Begin RECORD EXCERPTS

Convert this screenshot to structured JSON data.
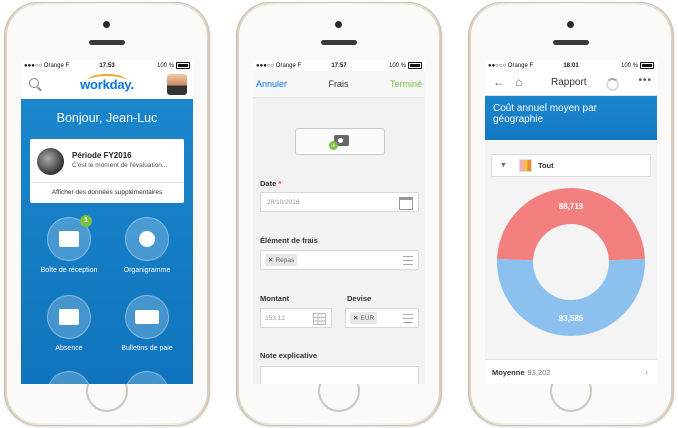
{
  "phone1": {
    "status": {
      "carrier": "●●●○○ Orange F",
      "time": "17:53",
      "battery": "100 %"
    },
    "header": {
      "logo": "workday."
    },
    "greeting": "Bonjour, Jean-Luc",
    "card": {
      "title": "Période FY2016",
      "subtitle": "C'est le moment de l'évaluation...",
      "more": "Afficher des données supplémentaires"
    },
    "tiles": [
      {
        "label": "Boîte de réception",
        "badge": "1",
        "icon": "inbox-icon"
      },
      {
        "label": "Organigramme",
        "icon": "org-chart-icon"
      },
      {
        "label": "Absence",
        "icon": "suitcase-icon"
      },
      {
        "label": "Bulletins de paie",
        "icon": "payslip-icon"
      }
    ]
  },
  "phone2": {
    "status": {
      "carrier": "●●●○○ Orange F",
      "time": "17:57",
      "battery": "100 %"
    },
    "nav": {
      "cancel": "Annuler",
      "title": "Frais",
      "done": "Terminé"
    },
    "date": {
      "label": "Date",
      "required": "*",
      "value": "28/10/2016"
    },
    "expense_item": {
      "label": "Élément de frais",
      "chip": "Repas"
    },
    "amount": {
      "label": "Montant",
      "value": "153,12"
    },
    "currency": {
      "label": "Devise",
      "chip": "EUR"
    },
    "note": {
      "label": "Note explicative",
      "value": ""
    }
  },
  "phone3": {
    "status": {
      "carrier": "●●○○○ Orange F",
      "time": "18:01",
      "battery": "100 %"
    },
    "nav": {
      "title": "Rapport",
      "more": "•••"
    },
    "banner": "Coût annuel moyen par géographie",
    "filter": {
      "value": "Tout"
    },
    "footer": {
      "label": "Moyenne",
      "value": "93,202"
    }
  },
  "chart_data": {
    "type": "pie",
    "donut": true,
    "slices": [
      {
        "label": "88,719",
        "value": 88719,
        "color": "#f47f7f"
      },
      {
        "label": "93,585",
        "value": 93585,
        "color": "#8cc1ef"
      }
    ]
  }
}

End RECORD EXCERPTS

Without the pictures, transcribe the listing above exactly.

Convert this screenshot to structured JSON data.
{
  "phone1": {
    "status": {
      "carrier": "●●●○○ Orange F",
      "time": "17:53",
      "battery": "100 %"
    },
    "header": {
      "logo": "workday."
    },
    "greeting": "Bonjour, Jean-Luc",
    "card": {
      "title": "Période FY2016",
      "subtitle": "C'est le moment de l'évaluation...",
      "more": "Afficher des données supplémentaires"
    },
    "tiles": [
      {
        "label": "Boîte de réception",
        "badge": "1",
        "icon": "inbox-icon"
      },
      {
        "label": "Organigramme",
        "icon": "org-chart-icon"
      },
      {
        "label": "Absence",
        "icon": "suitcase-icon"
      },
      {
        "label": "Bulletins de paie",
        "icon": "payslip-icon"
      }
    ]
  },
  "phone2": {
    "status": {
      "carrier": "●●●○○ Orange F",
      "time": "17:57",
      "battery": "100 %"
    },
    "nav": {
      "cancel": "Annuler",
      "title": "Frais",
      "done": "Terminé"
    },
    "date": {
      "label": "Date",
      "required": "*",
      "value": "28/10/2016"
    },
    "expense_item": {
      "label": "Élément de frais",
      "chip": "Repas"
    },
    "amount": {
      "label": "Montant",
      "value": "153,12"
    },
    "currency": {
      "label": "Devise",
      "chip": "EUR"
    },
    "note": {
      "label": "Note explicative",
      "value": ""
    }
  },
  "phone3": {
    "status": {
      "carrier": "●●○○○ Orange F",
      "time": "18:01",
      "battery": "100 %"
    },
    "nav": {
      "title": "Rapport",
      "more": "•••"
    },
    "banner": "Coût annuel moyen par géographie",
    "filter": {
      "value": "Tout"
    },
    "footer": {
      "label": "Moyenne",
      "value": "93,202"
    }
  },
  "chart_data": {
    "type": "pie",
    "donut": true,
    "slices": [
      {
        "label": "88,719",
        "value": 88719,
        "color": "#f47f7f"
      },
      {
        "label": "93,585",
        "value": 93585,
        "color": "#8cc1ef"
      }
    ]
  }
}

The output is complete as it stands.